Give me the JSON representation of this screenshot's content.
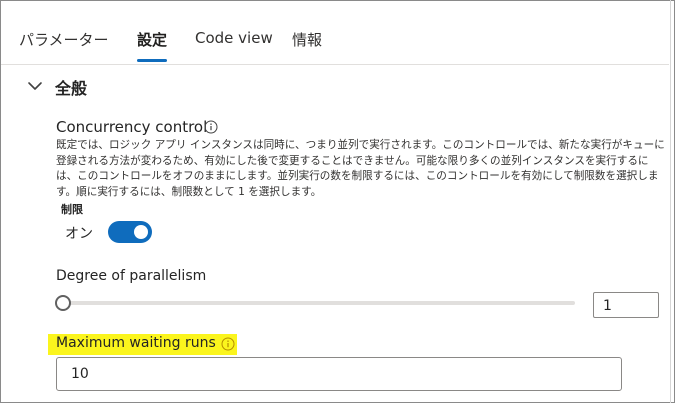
{
  "tabs": [
    {
      "label": "パラメーター"
    },
    {
      "label": "設定",
      "active": true
    },
    {
      "label": "Code view"
    },
    {
      "label": "情報"
    }
  ],
  "section": {
    "title": "全般",
    "expanded": true
  },
  "concurrency": {
    "title": "Concurrency control",
    "description": "既定では、ロジック アプリ インスタンスは同時に、つまり並列で実行されます。このコントロールでは、新たな実行がキューに登録される方法が変わるため、有効にした後で変更することはできません。可能な限り多くの並列インスタンスを実行するには、このコントロールをオフのままにします。並列実行の数を制限するには、このコントロールを有効にして制限数を選択します。順に実行するには、制限数として 1 を選択します。",
    "limit_label": "制限",
    "toggle_text": "オン",
    "toggle_on": true
  },
  "parallelism": {
    "label": "Degree of parallelism",
    "value": "1",
    "slider_fraction": 0
  },
  "waiting_runs": {
    "label": "Maximum waiting runs",
    "value": "10"
  },
  "colors": {
    "accent": "#0f6cbd",
    "highlight": "#fbf51d",
    "info_icon_highlight": "#b58e00"
  }
}
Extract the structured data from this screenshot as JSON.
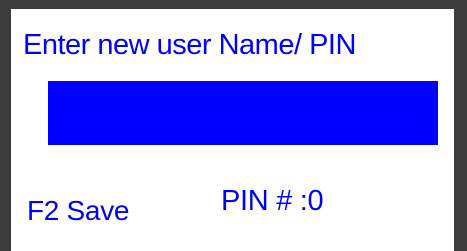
{
  "screen": {
    "prompt": "Enter new user Name/ PIN",
    "name_input": {
      "value": "",
      "placeholder": ""
    },
    "softkey_save_label": "F2 Save",
    "pin_readout": "PIN # :0"
  },
  "colors": {
    "text": "#0000ff",
    "input_fill": "#0000ff",
    "screen_background": "#ffffff",
    "bezel": "#3c3c3c"
  }
}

Your goal:
Write out, exactly, each line from the one containing "Extract the structured" down to the final line of the data above. Both of those lines count, and the pictures are left out.

Exercise output:
Extract the structured data from this screenshot as JSON.
{
  "screen": {
    "prompt": "Enter new user Name/ PIN",
    "name_input": {
      "value": "",
      "placeholder": ""
    },
    "softkey_save_label": "F2 Save",
    "pin_readout": "PIN # :0"
  },
  "colors": {
    "text": "#0000ff",
    "input_fill": "#0000ff",
    "screen_background": "#ffffff",
    "bezel": "#3c3c3c"
  }
}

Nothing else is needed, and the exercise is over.